§ **Data entries**
↓

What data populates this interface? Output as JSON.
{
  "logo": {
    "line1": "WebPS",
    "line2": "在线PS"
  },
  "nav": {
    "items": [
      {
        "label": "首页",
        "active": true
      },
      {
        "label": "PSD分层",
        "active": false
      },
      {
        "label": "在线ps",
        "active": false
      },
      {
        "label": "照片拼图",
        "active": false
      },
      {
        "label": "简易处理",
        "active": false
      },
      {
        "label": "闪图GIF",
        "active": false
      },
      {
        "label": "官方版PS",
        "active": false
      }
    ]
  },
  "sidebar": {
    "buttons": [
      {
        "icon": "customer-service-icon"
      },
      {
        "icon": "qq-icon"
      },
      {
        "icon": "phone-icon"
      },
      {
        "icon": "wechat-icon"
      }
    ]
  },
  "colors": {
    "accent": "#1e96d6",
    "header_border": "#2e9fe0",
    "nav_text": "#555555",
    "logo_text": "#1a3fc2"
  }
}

↑

§ **AIM**
Output the full listing exactly as it stands.

§ **THE OUTPUT**
What data populates this interface? Output as JSON.
{
  "logo": {
    "line1": "WebPS",
    "line2": "在线PS"
  },
  "nav": {
    "items": [
      {
        "label": "首页",
        "active": true
      },
      {
        "label": "PSD分层",
        "active": false
      },
      {
        "label": "在线ps",
        "active": false
      },
      {
        "label": "照片拼图",
        "active": false
      },
      {
        "label": "简易处理",
        "active": false
      },
      {
        "label": "闪图GIF",
        "active": false
      },
      {
        "label": "官方版PS",
        "active": false
      }
    ]
  },
  "sidebar": {
    "buttons": [
      {
        "icon": "customer-service-icon"
      },
      {
        "icon": "qq-icon"
      },
      {
        "icon": "phone-icon"
      },
      {
        "icon": "wechat-icon"
      }
    ]
  },
  "colors": {
    "accent": "#1e96d6",
    "header_border": "#2e9fe0",
    "nav_text": "#555555",
    "logo_text": "#1a3fc2"
  }
}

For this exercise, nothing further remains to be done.